• _Exercise_
The records that follow are to be repeated exactly, with the pictures removed.

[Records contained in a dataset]
══════════════════════════════

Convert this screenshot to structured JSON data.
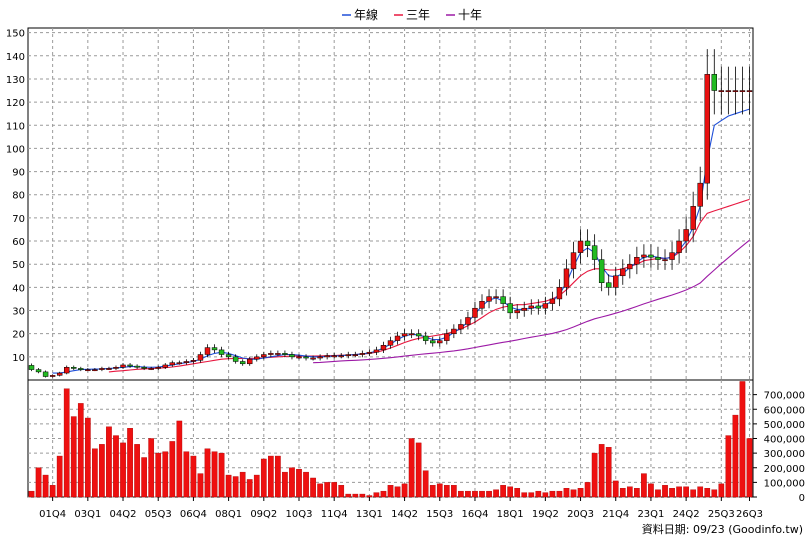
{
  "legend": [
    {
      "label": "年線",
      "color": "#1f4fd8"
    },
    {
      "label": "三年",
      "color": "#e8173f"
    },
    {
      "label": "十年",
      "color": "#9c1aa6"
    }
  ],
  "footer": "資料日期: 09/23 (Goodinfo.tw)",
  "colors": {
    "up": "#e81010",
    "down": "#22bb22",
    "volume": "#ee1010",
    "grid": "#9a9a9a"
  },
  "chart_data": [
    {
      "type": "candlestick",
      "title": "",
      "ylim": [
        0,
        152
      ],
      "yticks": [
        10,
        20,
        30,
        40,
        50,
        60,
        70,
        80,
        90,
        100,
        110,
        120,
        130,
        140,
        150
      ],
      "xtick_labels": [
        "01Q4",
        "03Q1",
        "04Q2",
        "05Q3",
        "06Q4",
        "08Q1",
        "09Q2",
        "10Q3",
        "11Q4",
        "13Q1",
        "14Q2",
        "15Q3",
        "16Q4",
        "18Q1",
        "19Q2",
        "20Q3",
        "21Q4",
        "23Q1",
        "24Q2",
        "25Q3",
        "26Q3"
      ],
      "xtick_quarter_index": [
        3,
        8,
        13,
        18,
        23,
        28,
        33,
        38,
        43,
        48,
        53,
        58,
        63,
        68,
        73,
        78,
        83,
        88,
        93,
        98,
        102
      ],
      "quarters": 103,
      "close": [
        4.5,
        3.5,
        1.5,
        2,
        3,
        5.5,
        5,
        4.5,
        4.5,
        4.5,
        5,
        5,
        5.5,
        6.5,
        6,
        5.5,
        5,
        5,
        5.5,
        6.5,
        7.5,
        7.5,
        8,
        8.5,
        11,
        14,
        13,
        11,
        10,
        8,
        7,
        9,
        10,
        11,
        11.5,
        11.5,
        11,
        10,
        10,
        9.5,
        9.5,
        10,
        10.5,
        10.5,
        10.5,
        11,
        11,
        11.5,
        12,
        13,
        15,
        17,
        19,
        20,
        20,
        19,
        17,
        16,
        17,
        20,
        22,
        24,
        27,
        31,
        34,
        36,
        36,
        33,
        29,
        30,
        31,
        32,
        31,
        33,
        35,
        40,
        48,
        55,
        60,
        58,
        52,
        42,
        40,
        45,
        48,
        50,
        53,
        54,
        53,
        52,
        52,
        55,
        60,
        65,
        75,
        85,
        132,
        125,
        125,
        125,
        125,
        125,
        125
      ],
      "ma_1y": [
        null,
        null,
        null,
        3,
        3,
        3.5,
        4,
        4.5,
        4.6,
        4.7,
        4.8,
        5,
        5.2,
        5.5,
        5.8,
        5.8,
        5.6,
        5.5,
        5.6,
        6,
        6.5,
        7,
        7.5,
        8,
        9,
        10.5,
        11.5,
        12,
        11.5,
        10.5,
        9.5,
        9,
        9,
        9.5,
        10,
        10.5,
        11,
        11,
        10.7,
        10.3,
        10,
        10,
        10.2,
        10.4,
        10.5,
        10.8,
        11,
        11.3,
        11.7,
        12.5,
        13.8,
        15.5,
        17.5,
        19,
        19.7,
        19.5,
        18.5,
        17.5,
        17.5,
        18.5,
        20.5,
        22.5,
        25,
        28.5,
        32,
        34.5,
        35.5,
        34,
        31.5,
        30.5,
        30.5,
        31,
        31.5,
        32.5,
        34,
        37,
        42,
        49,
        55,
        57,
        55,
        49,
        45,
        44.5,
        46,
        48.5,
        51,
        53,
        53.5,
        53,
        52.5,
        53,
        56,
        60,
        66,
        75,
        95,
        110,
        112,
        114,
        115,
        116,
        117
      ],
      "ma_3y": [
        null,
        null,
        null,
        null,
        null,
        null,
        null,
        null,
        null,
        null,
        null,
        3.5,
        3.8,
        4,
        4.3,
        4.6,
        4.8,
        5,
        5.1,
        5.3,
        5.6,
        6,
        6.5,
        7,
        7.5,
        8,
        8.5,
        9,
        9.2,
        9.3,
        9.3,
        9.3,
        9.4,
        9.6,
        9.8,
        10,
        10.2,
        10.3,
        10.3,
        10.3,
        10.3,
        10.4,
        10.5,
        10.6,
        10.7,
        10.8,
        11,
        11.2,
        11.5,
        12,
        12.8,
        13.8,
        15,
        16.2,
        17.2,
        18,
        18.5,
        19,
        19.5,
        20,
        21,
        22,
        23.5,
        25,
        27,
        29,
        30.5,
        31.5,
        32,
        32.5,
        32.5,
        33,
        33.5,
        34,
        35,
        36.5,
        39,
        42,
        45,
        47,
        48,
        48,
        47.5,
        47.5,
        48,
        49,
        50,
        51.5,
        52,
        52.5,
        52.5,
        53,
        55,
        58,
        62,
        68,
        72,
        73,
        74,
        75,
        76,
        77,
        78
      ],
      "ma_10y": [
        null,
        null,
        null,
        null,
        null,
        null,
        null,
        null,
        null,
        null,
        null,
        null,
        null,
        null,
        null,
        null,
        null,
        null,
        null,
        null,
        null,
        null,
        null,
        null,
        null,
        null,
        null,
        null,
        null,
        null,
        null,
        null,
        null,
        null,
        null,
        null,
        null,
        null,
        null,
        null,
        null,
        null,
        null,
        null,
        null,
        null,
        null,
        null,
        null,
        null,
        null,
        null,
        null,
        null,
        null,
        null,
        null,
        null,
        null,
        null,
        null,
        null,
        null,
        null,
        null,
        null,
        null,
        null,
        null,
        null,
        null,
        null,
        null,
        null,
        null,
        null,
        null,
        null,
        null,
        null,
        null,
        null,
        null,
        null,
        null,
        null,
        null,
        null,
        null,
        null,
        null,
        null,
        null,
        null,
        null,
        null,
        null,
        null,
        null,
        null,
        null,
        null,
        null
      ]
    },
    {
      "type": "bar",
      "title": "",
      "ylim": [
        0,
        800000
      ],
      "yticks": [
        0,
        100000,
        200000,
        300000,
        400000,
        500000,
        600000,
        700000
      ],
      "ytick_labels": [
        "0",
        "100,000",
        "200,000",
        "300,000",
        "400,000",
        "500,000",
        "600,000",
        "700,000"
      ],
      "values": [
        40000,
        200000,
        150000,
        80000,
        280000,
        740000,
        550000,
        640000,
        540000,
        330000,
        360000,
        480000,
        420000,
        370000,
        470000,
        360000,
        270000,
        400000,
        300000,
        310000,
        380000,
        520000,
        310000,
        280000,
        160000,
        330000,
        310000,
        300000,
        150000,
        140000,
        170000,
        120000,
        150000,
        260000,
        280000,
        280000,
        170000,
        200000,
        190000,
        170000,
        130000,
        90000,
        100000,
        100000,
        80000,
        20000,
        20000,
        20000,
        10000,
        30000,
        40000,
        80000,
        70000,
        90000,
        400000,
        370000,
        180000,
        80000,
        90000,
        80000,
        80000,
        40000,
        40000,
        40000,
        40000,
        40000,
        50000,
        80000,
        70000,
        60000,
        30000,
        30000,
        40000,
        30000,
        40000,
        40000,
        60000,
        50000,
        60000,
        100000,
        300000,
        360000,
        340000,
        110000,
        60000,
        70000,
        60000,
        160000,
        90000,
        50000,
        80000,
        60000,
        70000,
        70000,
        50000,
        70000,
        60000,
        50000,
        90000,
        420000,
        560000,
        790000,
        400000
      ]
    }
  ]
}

══════════════════════════════

• _Problem solution_
Convert this screenshot to structured JSON data.
{
  "legend": [
    {
      "label": "年線",
      "color": "#1f4fd8"
    },
    {
      "label": "三年",
      "color": "#e8173f"
    },
    {
      "label": "十年",
      "color": "#9c1aa6"
    }
  ],
  "footer": "資料日期: 09/23 (Goodinfo.tw)",
  "colors": {
    "up": "#e81010",
    "down": "#22bb22",
    "volume": "#ee1010",
    "grid": "#9a9a9a"
  },
  "chart_data": [
    {
      "type": "candlestick",
      "title": "",
      "ylim": [
        0,
        152
      ],
      "yticks": [
        10,
        20,
        30,
        40,
        50,
        60,
        70,
        80,
        90,
        100,
        110,
        120,
        130,
        140,
        150
      ],
      "xtick_labels": [
        "01Q4",
        "03Q1",
        "04Q2",
        "05Q3",
        "06Q4",
        "08Q1",
        "09Q2",
        "10Q3",
        "11Q4",
        "13Q1",
        "14Q2",
        "15Q3",
        "16Q4",
        "18Q1",
        "19Q2",
        "20Q3",
        "21Q4",
        "23Q1",
        "24Q2",
        "25Q3",
        "26Q3"
      ],
      "xtick_quarter_index": [
        3,
        8,
        13,
        18,
        23,
        28,
        33,
        38,
        43,
        48,
        53,
        58,
        63,
        68,
        73,
        78,
        83,
        88,
        93,
        98,
        102
      ],
      "quarters": 103,
      "close": [
        4.5,
        3.5,
        1.5,
        2,
        3,
        5.5,
        5,
        4.5,
        4.5,
        4.5,
        5,
        5,
        5.5,
        6.5,
        6,
        5.5,
        5,
        5,
        5.5,
        6.5,
        7.5,
        7.5,
        8,
        8.5,
        11,
        14,
        13,
        11,
        10,
        8,
        7,
        9,
        10,
        11,
        11.5,
        11.5,
        11,
        10,
        10,
        9.5,
        9.5,
        10,
        10.5,
        10.5,
        10.5,
        11,
        11,
        11.5,
        12,
        13,
        15,
        17,
        19,
        20,
        20,
        19,
        17,
        16,
        17,
        20,
        22,
        24,
        27,
        31,
        34,
        36,
        36,
        33,
        29,
        30,
        31,
        32,
        31,
        33,
        35,
        40,
        48,
        55,
        60,
        58,
        52,
        42,
        40,
        45,
        48,
        50,
        53,
        54,
        53,
        52,
        52,
        55,
        60,
        65,
        75,
        85,
        132,
        125,
        125,
        125,
        125,
        125,
        125
      ],
      "ma_1y": [
        null,
        null,
        null,
        3,
        3,
        3.5,
        4,
        4.5,
        4.6,
        4.7,
        4.8,
        5,
        5.2,
        5.5,
        5.8,
        5.8,
        5.6,
        5.5,
        5.6,
        6,
        6.5,
        7,
        7.5,
        8,
        9,
        10.5,
        11.5,
        12,
        11.5,
        10.5,
        9.5,
        9,
        9,
        9.5,
        10,
        10.5,
        11,
        11,
        10.7,
        10.3,
        10,
        10,
        10.2,
        10.4,
        10.5,
        10.8,
        11,
        11.3,
        11.7,
        12.5,
        13.8,
        15.5,
        17.5,
        19,
        19.7,
        19.5,
        18.5,
        17.5,
        17.5,
        18.5,
        20.5,
        22.5,
        25,
        28.5,
        32,
        34.5,
        35.5,
        34,
        31.5,
        30.5,
        30.5,
        31,
        31.5,
        32.5,
        34,
        37,
        42,
        49,
        55,
        57,
        55,
        49,
        45,
        44.5,
        46,
        48.5,
        51,
        53,
        53.5,
        53,
        52.5,
        53,
        56,
        60,
        66,
        75,
        95,
        110,
        112,
        114,
        115,
        116,
        117
      ],
      "ma_3y": [
        null,
        null,
        null,
        null,
        null,
        null,
        null,
        null,
        null,
        null,
        null,
        3.5,
        3.8,
        4,
        4.3,
        4.6,
        4.8,
        5,
        5.1,
        5.3,
        5.6,
        6,
        6.5,
        7,
        7.5,
        8,
        8.5,
        9,
        9.2,
        9.3,
        9.3,
        9.3,
        9.4,
        9.6,
        9.8,
        10,
        10.2,
        10.3,
        10.3,
        10.3,
        10.3,
        10.4,
        10.5,
        10.6,
        10.7,
        10.8,
        11,
        11.2,
        11.5,
        12,
        12.8,
        13.8,
        15,
        16.2,
        17.2,
        18,
        18.5,
        19,
        19.5,
        20,
        21,
        22,
        23.5,
        25,
        27,
        29,
        30.5,
        31.5,
        32,
        32.5,
        32.5,
        33,
        33.5,
        34,
        35,
        36.5,
        39,
        42,
        45,
        47,
        48,
        48,
        47.5,
        47.5,
        48,
        49,
        50,
        51.5,
        52,
        52.5,
        52.5,
        53,
        55,
        58,
        62,
        68,
        72,
        73,
        74,
        75,
        76,
        77,
        78
      ],
      "ma_10y": [
        null,
        null,
        null,
        null,
        null,
        null,
        null,
        null,
        null,
        null,
        null,
        null,
        null,
        null,
        null,
        null,
        null,
        null,
        null,
        null,
        null,
        null,
        null,
        null,
        null,
        null,
        null,
        null,
        null,
        null,
        null,
        null,
        null,
        null,
        null,
        null,
        null,
        null,
        null,
        null,
        null,
        null,
        null,
        null,
        null,
        null,
        null,
        null,
        null,
        null,
        null,
        null,
        null,
        null,
        null,
        null,
        null,
        null,
        null,
        null,
        null,
        null,
        null,
        null,
        null,
        null,
        null,
        null,
        null,
        null,
        null,
        null,
        null,
        null,
        null,
        null,
        null,
        null,
        null,
        null,
        null,
        null,
        null,
        null,
        null,
        null,
        null,
        null,
        null,
        null,
        null,
        null,
        null,
        null,
        null,
        null,
        null,
        null,
        null,
        null,
        null,
        null,
        null
      ]
    },
    {
      "type": "bar",
      "title": "",
      "ylim": [
        0,
        800000
      ],
      "yticks": [
        0,
        100000,
        200000,
        300000,
        400000,
        500000,
        600000,
        700000
      ],
      "ytick_labels": [
        "0",
        "100,000",
        "200,000",
        "300,000",
        "400,000",
        "500,000",
        "600,000",
        "700,000"
      ],
      "values": [
        40000,
        200000,
        150000,
        80000,
        280000,
        740000,
        550000,
        640000,
        540000,
        330000,
        360000,
        480000,
        420000,
        370000,
        470000,
        360000,
        270000,
        400000,
        300000,
        310000,
        380000,
        520000,
        310000,
        280000,
        160000,
        330000,
        310000,
        300000,
        150000,
        140000,
        170000,
        120000,
        150000,
        260000,
        280000,
        280000,
        170000,
        200000,
        190000,
        170000,
        130000,
        90000,
        100000,
        100000,
        80000,
        20000,
        20000,
        20000,
        10000,
        30000,
        40000,
        80000,
        70000,
        90000,
        400000,
        370000,
        180000,
        80000,
        90000,
        80000,
        80000,
        40000,
        40000,
        40000,
        40000,
        40000,
        50000,
        80000,
        70000,
        60000,
        30000,
        30000,
        40000,
        30000,
        40000,
        40000,
        60000,
        50000,
        60000,
        100000,
        300000,
        360000,
        340000,
        110000,
        60000,
        70000,
        60000,
        160000,
        90000,
        50000,
        80000,
        60000,
        70000,
        70000,
        50000,
        70000,
        60000,
        50000,
        90000,
        420000,
        560000,
        790000,
        400000
      ]
    }
  ]
}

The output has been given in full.